* [Aim of the task]:
Search the data below for the word "смены" and copy each line that holds it.

- - -

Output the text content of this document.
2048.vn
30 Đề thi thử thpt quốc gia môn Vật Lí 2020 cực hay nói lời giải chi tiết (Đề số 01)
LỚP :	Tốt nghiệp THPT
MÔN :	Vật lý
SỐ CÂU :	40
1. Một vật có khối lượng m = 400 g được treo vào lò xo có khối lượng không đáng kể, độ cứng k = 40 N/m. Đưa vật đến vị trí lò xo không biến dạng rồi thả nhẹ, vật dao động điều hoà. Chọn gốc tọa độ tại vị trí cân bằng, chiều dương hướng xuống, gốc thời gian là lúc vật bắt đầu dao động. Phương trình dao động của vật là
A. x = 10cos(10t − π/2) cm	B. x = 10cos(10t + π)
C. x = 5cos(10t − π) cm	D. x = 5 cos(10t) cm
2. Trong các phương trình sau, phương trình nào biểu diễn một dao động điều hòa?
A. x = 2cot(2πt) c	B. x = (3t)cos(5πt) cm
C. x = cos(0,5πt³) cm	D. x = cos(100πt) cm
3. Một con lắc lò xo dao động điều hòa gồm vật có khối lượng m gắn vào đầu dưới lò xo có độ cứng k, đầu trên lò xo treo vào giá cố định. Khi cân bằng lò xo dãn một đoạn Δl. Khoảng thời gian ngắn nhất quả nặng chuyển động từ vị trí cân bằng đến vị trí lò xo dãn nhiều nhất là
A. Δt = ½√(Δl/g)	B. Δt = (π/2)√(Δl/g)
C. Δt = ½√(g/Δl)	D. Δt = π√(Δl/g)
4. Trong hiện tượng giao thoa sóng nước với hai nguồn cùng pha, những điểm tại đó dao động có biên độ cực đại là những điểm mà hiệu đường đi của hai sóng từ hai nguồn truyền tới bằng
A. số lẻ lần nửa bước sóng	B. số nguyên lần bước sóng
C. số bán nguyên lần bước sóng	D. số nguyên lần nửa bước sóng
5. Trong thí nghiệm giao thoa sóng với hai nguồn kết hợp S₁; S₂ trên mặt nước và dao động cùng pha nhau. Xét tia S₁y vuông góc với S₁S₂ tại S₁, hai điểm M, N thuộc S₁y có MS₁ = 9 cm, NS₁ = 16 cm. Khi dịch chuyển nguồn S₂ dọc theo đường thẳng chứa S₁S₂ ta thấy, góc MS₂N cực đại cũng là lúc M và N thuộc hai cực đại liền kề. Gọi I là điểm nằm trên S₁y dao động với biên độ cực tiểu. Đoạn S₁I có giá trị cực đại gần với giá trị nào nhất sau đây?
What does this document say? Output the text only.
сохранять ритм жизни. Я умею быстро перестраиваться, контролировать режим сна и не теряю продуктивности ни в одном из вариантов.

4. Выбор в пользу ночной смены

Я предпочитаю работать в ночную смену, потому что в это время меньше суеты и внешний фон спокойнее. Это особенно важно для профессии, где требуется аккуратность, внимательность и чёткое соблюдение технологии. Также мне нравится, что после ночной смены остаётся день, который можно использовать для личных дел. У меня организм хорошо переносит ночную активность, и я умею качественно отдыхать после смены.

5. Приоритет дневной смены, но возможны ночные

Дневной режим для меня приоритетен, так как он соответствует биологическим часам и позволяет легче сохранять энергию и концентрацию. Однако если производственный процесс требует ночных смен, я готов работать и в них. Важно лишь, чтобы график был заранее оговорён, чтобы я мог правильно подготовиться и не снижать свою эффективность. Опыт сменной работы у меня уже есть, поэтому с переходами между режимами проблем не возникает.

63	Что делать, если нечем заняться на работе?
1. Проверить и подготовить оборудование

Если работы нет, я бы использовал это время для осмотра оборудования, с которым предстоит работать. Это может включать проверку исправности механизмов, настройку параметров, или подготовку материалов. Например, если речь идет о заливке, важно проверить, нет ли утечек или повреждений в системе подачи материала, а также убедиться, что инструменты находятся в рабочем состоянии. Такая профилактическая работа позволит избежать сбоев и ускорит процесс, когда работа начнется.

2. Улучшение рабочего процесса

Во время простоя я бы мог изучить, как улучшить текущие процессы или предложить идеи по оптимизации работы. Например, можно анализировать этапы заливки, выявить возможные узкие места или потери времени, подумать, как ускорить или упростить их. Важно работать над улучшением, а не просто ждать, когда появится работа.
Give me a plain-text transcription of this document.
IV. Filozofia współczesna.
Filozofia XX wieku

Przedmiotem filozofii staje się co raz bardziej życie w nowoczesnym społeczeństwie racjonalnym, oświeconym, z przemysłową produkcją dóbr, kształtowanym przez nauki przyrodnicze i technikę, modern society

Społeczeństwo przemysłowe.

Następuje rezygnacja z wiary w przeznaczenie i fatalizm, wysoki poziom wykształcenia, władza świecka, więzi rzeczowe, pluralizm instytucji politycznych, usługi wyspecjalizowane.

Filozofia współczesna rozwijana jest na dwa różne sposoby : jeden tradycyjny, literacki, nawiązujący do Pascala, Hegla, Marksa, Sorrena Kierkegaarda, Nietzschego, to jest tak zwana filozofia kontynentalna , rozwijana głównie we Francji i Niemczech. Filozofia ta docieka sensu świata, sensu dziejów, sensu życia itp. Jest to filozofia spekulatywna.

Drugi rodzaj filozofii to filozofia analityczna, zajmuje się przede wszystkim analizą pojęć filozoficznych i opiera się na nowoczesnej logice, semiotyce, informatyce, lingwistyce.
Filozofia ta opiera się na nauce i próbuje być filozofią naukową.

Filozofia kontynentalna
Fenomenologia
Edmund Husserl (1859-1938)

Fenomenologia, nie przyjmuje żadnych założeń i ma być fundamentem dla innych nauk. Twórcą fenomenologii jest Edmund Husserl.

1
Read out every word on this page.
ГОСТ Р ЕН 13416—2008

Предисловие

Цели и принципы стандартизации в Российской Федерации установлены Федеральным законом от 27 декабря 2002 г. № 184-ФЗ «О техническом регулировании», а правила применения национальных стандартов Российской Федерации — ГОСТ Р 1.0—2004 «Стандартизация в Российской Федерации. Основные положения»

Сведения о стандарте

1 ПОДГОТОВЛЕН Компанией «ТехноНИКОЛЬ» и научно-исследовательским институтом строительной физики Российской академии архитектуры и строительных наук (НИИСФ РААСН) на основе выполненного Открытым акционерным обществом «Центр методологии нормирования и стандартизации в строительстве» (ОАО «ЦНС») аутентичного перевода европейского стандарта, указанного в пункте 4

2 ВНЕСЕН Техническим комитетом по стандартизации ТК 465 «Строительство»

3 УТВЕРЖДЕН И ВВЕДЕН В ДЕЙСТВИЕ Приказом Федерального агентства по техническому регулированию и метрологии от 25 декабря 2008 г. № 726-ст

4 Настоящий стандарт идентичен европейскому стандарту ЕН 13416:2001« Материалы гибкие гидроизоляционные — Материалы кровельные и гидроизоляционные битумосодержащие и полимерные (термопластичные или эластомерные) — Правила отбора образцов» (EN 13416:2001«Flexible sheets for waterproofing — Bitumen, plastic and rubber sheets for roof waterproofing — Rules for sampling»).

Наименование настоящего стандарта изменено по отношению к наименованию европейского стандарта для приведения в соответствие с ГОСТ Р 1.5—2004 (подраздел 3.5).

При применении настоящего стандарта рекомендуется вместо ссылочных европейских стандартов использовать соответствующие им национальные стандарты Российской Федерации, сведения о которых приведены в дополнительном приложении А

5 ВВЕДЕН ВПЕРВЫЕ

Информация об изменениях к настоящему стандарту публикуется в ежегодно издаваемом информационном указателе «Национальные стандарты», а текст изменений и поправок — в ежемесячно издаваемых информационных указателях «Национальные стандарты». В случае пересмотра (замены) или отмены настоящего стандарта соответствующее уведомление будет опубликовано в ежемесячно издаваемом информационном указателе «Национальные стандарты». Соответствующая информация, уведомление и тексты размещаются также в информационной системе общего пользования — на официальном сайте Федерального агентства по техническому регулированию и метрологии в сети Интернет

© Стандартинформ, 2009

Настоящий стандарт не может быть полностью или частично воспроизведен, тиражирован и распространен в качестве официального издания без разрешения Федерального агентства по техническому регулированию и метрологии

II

- - -

* [The response]:
4. Выбор в пользу ночной смены
Я предпочитаю работать в ночную смену, потому что в это время меньше суеты и внешний фон спокойнее. Это особенно важно для профессии, где требуется аккуратность, внимательность и чёткое соблюдение технологии. Также мне нравится, что после ночной смены остаётся день, который можно использовать для личных дел. У меня организм хорошо переносит ночную активность, и я умею качественно отдыхать после смены.
5. Приоритет дневной смены, но возможны ночные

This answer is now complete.